Data listing
:::

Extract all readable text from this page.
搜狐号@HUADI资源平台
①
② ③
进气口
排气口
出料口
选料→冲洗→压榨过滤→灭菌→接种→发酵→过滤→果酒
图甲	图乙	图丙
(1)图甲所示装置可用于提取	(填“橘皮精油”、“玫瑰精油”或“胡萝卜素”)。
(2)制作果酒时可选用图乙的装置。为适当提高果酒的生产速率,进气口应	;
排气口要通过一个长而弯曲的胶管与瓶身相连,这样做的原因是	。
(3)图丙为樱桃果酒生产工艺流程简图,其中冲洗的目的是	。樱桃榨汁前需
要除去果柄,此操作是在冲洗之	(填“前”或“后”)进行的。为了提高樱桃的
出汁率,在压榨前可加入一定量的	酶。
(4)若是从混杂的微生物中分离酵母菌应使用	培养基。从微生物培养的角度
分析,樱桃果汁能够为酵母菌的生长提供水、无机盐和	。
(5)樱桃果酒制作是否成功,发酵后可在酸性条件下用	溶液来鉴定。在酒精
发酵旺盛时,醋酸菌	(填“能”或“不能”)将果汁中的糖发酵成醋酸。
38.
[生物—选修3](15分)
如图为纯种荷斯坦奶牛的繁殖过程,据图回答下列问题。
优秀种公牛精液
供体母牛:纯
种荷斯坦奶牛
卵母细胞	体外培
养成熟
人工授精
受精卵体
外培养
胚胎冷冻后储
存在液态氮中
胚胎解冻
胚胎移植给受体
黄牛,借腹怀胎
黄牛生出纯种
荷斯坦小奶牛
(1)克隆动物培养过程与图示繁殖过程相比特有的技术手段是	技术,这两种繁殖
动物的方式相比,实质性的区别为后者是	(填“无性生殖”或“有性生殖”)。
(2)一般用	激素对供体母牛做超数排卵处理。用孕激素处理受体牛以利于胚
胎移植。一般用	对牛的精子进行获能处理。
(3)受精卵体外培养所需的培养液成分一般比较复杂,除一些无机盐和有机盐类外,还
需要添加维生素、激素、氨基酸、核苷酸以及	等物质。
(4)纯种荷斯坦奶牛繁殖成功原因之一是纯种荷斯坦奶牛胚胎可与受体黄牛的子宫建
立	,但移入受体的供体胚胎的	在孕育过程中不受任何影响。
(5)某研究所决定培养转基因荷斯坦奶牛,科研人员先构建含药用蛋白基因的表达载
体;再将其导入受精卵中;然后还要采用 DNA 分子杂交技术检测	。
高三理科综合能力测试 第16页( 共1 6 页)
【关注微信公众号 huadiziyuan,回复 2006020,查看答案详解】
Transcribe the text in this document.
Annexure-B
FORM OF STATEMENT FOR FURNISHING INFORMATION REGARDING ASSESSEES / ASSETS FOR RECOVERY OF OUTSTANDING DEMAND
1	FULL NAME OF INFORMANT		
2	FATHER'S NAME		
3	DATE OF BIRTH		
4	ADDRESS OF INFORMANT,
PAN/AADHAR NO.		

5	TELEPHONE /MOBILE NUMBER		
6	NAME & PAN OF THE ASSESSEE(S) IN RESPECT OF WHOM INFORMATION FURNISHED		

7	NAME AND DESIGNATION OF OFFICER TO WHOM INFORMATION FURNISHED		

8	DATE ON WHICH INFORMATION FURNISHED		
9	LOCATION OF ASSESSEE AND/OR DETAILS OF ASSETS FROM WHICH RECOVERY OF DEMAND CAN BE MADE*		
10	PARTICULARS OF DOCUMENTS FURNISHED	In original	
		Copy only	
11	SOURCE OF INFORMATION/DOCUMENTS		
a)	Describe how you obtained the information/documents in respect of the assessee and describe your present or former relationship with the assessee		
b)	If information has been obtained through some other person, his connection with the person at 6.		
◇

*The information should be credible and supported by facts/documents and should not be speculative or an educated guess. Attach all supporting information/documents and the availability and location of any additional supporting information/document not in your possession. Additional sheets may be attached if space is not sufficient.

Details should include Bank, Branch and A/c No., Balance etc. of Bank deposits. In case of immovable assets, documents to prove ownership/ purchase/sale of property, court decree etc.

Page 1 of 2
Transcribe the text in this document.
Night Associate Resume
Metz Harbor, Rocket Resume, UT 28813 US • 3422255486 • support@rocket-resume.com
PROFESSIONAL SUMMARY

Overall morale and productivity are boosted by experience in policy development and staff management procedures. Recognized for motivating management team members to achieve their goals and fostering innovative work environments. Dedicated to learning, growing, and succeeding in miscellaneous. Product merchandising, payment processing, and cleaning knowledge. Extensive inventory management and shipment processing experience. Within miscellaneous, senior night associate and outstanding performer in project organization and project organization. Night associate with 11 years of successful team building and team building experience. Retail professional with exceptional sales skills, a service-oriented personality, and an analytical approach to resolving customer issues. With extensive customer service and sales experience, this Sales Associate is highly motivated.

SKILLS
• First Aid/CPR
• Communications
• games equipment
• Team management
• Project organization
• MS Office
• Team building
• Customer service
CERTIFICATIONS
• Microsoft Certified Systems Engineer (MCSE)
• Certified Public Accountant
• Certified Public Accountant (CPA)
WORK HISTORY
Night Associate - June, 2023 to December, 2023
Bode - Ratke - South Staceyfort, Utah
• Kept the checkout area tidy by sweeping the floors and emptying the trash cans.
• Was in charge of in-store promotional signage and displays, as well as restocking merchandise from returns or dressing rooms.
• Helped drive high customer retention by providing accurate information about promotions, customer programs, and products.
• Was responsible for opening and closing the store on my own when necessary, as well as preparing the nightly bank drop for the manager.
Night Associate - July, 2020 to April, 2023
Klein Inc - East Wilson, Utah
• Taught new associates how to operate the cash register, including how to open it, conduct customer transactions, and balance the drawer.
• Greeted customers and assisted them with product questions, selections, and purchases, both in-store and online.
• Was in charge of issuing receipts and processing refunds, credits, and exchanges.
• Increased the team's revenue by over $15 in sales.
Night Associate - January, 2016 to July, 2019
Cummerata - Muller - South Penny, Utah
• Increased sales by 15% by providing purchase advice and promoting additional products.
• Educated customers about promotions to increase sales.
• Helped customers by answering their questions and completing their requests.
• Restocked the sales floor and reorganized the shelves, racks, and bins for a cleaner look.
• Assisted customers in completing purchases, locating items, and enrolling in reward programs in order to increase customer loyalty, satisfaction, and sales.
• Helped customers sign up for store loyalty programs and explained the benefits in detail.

:::

TASK TO CARRY OUT: Copy out the whole listing, exactly as written.

WRITTEN RESPONSE:
Extract all readable text from this page.
搜狐号@HUADI资源平台
①
② ③
进气口
排气口
出料口
选料→冲洗→压榨过滤→灭菌→接种→发酵→过滤→果酒
图甲	图乙	图丙
(1)图甲所示装置可用于提取	(填“橘皮精油”、“玫瑰精油”或“胡萝卜素”)。
(2)制作果酒时可选用图乙的装置。为适当提高果酒的生产速率,进气口应	;
排气口要通过一个长而弯曲的胶管与瓶身相连,这样做的原因是	。
(3)图丙为樱桃果酒生产工艺流程简图,其中冲洗的目的是	。樱桃榨汁前需
要除去果柄,此操作是在冲洗之	(填“前”或“后”)进行的。为了提高樱桃的
出汁率,在压榨前可加入一定量的	酶。
(4)若是从混杂的微生物中分离酵母菌应使用	培养基。从微生物培养的角度
分析,樱桃果汁能够为酵母菌的生长提供水、无机盐和	。
(5)樱桃果酒制作是否成功,发酵后可在酸性条件下用	溶液来鉴定。在酒精
发酵旺盛时,醋酸菌	(填“能”或“不能”)将果汁中的糖发酵成醋酸。
38.
[生物—选修3](15分)
如图为纯种荷斯坦奶牛的繁殖过程,据图回答下列问题。
优秀种公牛精液
供体母牛:纯
种荷斯坦奶牛
卵母细胞	体外培
养成熟
人工授精
受精卵体
外培养
胚胎冷冻后储
存在液态氮中
胚胎解冻
胚胎移植给受体
黄牛,借腹怀胎
黄牛生出纯种
荷斯坦小奶牛
(1)克隆动物培养过程与图示繁殖过程相比特有的技术手段是	技术,这两种繁殖
动物的方式相比,实质性的区别为后者是	(填“无性生殖”或“有性生殖”)。
(2)一般用	激素对供体母牛做超数排卵处理。用孕激素处理受体牛以利于胚
胎移植。一般用	对牛的精子进行获能处理。
(3)受精卵体外培养所需的培养液成分一般比较复杂,除一些无机盐和有机盐类外,还
需要添加维生素、激素、氨基酸、核苷酸以及	等物质。
(4)纯种荷斯坦奶牛繁殖成功原因之一是纯种荷斯坦奶牛胚胎可与受体黄牛的子宫建
立	,但移入受体的供体胚胎的	在孕育过程中不受任何影响。
(5)某研究所决定培养转基因荷斯坦奶牛,科研人员先构建含药用蛋白基因的表达载
体;再将其导入受精卵中;然后还要采用 DNA 分子杂交技术检测	。
高三理科综合能力测试 第16页( 共1 6 页)
【关注微信公众号 huadiziyuan,回复 2006020,查看答案详解】
Transcribe the text in this document.
Annexure-B
FORM OF STATEMENT FOR FURNISHING INFORMATION REGARDING ASSESSEES / ASSETS FOR RECOVERY OF OUTSTANDING DEMAND
1	FULL NAME OF INFORMANT		
2	FATHER'S NAME		
3	DATE OF BIRTH		
4	ADDRESS OF INFORMANT,
PAN/AADHAR NO.		

5	TELEPHONE /MOBILE NUMBER		
6	NAME & PAN OF THE ASSESSEE(S) IN RESPECT OF WHOM INFORMATION FURNISHED		

7	NAME AND DESIGNATION OF OFFICER TO WHOM INFORMATION FURNISHED		

8	DATE ON WHICH INFORMATION FURNISHED		
9	LOCATION OF ASSESSEE AND/OR DETAILS OF ASSETS FROM WHICH RECOVERY OF DEMAND CAN BE MADE*		
10	PARTICULARS OF DOCUMENTS FURNISHED	In original	
		Copy only	
11	SOURCE OF INFORMATION/DOCUMENTS		
a)	Describe how you obtained the information/documents in respect of the assessee and describe your present or former relationship with the assessee		
b)	If information has been obtained through some other person, his connection with the person at 6.		
◇

*The information should be credible and supported by facts/documents and should not be speculative or an educated guess. Attach all supporting information/documents and the availability and location of any additional supporting information/document not in your possession. Additional sheets may be attached if space is not sufficient.

Details should include Bank, Branch and A/c No., Balance etc. of Bank deposits. In case of immovable assets, documents to prove ownership/ purchase/sale of property, court decree etc.

Page 1 of 2
Transcribe the text in this document.
Night Associate Resume
Metz Harbor, Rocket Resume, UT 28813 US • 3422255486 • support@rocket-resume.com
PROFESSIONAL SUMMARY

Overall morale and productivity are boosted by experience in policy development and staff management procedures. Recognized for motivating management team members to achieve their goals and fostering innovative work environments. Dedicated to learning, growing, and succeeding in miscellaneous. Product merchandising, payment processing, and cleaning knowledge. Extensive inventory management and shipment processing experience. Within miscellaneous, senior night associate and outstanding performer in project organization and project organization. Night associate with 11 years of successful team building and team building experience. Retail professional with exceptional sales skills, a service-oriented personality, and an analytical approach to resolving customer issues. With extensive customer service and sales experience, this Sales Associate is highly motivated.

SKILLS
• First Aid/CPR
• Communications
• games equipment
• Team management
• Project organization
• MS Office
• Team building
• Customer service
CERTIFICATIONS
• Microsoft Certified Systems Engineer (MCSE)
• Certified Public Accountant
• Certified Public Accountant (CPA)
WORK HISTORY
Night Associate - June, 2023 to December, 2023
Bode - Ratke - South Staceyfort, Utah
• Kept the checkout area tidy by sweeping the floors and emptying the trash cans.
• Was in charge of in-store promotional signage and displays, as well as restocking merchandise from returns or dressing rooms.
• Helped drive high customer retention by providing accurate information about promotions, customer programs, and products.
• Was responsible for opening and closing the store on my own when necessary, as well as preparing the nightly bank drop for the manager.
Night Associate - July, 2020 to April, 2023
Klein Inc - East Wilson, Utah
• Taught new associates how to operate the cash register, including how to open it, conduct customer transactions, and balance the drawer.
• Greeted customers and assisted them with product questions, selections, and purchases, both in-store and online.
• Was in charge of issuing receipts and processing refunds, credits, and exchanges.
• Increased the team's revenue by over $15 in sales.
Night Associate - January, 2016 to July, 2019
Cummerata - Muller - South Penny, Utah
• Increased sales by 15% by providing purchase advice and promoting additional products.
• Educated customers about promotions to increase sales.
• Helped customers by answering their questions and completing their requests.
• Restocked the sales floor and reorganized the shelves, racks, and bins for a cleaner look.
• Assisted customers in completing purchases, locating items, and enrolling in reward programs in order to increase customer loyalty, satisfaction, and sales.
• Helped customers sign up for store loyalty programs and explained the benefits in detail.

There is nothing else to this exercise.